= EXERCISE DESCRIPTION =
How many lines in these records hold the string "Ignition"? State only that number.

= EXERCISE MATERIAL =
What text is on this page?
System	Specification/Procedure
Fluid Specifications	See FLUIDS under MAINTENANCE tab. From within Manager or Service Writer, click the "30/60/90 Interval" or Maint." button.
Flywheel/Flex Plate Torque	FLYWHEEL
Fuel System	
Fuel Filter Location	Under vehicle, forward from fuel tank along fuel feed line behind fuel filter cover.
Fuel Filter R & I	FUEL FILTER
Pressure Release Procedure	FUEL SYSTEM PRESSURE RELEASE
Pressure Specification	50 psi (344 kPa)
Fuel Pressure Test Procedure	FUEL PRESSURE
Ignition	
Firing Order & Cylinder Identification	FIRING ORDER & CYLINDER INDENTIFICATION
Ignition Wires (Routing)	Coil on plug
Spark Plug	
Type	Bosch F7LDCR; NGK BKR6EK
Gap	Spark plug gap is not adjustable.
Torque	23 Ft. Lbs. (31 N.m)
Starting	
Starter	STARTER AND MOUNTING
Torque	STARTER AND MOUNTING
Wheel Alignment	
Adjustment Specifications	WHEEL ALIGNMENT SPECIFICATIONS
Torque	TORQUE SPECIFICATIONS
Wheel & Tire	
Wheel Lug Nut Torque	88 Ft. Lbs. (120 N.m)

= FINAL RESULT =
2